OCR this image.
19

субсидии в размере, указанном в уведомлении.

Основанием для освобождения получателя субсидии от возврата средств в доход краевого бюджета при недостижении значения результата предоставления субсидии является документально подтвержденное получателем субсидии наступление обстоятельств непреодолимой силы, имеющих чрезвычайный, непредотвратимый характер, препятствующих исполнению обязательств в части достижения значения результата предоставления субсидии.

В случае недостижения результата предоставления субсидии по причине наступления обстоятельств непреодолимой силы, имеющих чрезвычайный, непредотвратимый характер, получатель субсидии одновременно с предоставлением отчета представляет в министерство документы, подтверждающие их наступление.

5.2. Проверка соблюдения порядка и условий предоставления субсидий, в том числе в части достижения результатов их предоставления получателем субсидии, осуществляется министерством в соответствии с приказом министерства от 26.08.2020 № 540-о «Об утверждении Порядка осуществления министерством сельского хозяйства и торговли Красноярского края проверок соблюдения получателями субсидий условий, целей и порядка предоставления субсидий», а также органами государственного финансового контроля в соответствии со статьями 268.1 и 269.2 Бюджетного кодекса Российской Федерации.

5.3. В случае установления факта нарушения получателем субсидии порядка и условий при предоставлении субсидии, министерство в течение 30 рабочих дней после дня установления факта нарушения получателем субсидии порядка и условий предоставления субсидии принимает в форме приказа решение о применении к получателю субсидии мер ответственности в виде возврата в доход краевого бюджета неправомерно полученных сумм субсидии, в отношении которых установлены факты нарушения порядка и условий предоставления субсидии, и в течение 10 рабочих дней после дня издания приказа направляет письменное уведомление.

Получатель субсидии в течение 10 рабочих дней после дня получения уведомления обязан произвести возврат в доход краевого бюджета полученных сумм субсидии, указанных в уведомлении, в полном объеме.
::::::::::
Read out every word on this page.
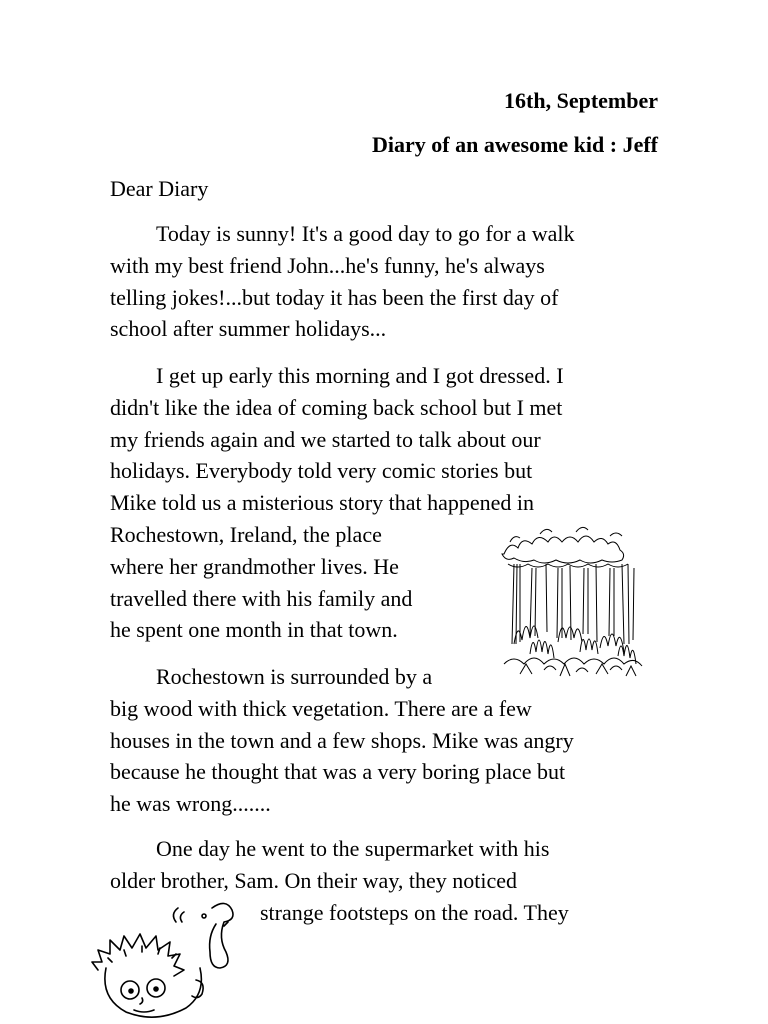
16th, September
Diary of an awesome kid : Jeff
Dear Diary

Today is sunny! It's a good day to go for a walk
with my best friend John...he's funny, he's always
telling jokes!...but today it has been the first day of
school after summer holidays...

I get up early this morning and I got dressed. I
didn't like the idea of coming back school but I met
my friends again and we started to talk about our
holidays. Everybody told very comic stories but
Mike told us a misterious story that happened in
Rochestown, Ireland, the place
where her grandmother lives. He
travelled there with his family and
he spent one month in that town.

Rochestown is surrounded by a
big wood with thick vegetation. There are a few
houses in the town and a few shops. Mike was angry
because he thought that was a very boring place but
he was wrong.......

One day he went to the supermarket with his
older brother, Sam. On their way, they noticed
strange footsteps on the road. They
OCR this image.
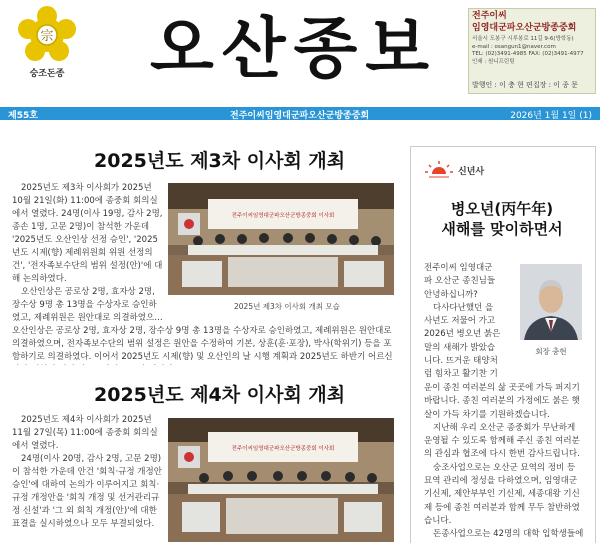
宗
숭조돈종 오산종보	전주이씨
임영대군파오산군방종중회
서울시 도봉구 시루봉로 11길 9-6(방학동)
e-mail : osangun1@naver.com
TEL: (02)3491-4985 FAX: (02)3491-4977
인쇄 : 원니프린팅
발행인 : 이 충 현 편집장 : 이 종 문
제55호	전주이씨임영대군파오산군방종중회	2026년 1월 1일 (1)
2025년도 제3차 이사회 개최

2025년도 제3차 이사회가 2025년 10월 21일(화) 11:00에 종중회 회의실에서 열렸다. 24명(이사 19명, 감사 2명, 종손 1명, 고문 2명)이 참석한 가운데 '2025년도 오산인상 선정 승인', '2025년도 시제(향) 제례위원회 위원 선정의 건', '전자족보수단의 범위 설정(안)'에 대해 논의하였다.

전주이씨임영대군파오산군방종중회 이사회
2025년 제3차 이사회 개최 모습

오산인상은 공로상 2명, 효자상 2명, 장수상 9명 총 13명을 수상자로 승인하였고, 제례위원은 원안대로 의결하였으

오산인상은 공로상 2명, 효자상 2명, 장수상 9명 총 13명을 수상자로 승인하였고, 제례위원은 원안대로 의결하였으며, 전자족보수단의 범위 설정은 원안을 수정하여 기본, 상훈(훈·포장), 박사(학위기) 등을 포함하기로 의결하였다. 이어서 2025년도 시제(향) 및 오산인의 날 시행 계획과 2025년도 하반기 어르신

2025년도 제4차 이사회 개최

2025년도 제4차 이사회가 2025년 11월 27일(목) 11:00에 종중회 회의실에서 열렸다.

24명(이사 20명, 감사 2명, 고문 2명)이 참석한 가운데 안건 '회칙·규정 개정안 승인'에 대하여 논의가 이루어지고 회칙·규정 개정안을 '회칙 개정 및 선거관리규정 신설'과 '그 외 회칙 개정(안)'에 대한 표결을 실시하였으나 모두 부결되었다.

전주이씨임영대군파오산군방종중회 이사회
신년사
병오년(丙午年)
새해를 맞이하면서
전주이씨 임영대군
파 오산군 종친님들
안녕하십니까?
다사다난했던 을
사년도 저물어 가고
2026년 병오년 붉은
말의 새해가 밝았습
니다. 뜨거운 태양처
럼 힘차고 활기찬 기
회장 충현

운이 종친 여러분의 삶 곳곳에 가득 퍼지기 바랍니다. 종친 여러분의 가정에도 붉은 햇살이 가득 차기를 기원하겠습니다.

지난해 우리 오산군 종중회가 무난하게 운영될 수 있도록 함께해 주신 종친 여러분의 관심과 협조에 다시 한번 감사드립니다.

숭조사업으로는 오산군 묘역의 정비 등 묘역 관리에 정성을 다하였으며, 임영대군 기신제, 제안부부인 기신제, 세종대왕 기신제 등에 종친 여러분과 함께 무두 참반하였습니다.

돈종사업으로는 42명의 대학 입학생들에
::::::::::
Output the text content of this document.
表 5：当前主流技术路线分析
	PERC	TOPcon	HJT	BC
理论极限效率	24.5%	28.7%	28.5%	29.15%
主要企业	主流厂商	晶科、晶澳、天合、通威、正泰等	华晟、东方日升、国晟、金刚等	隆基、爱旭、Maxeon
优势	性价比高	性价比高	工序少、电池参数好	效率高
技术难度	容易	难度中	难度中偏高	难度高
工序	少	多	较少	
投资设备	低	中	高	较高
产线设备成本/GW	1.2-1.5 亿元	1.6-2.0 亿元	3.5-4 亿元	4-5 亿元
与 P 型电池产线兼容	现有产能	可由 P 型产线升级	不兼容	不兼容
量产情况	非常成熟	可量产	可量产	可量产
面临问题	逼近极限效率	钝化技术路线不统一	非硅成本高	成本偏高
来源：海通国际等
::::::::::
Problem statement> Search the records for the string "school" and return every line in which it occurs.

The reply>
school after summer holidays...
didn't like the idea of coming back school but I met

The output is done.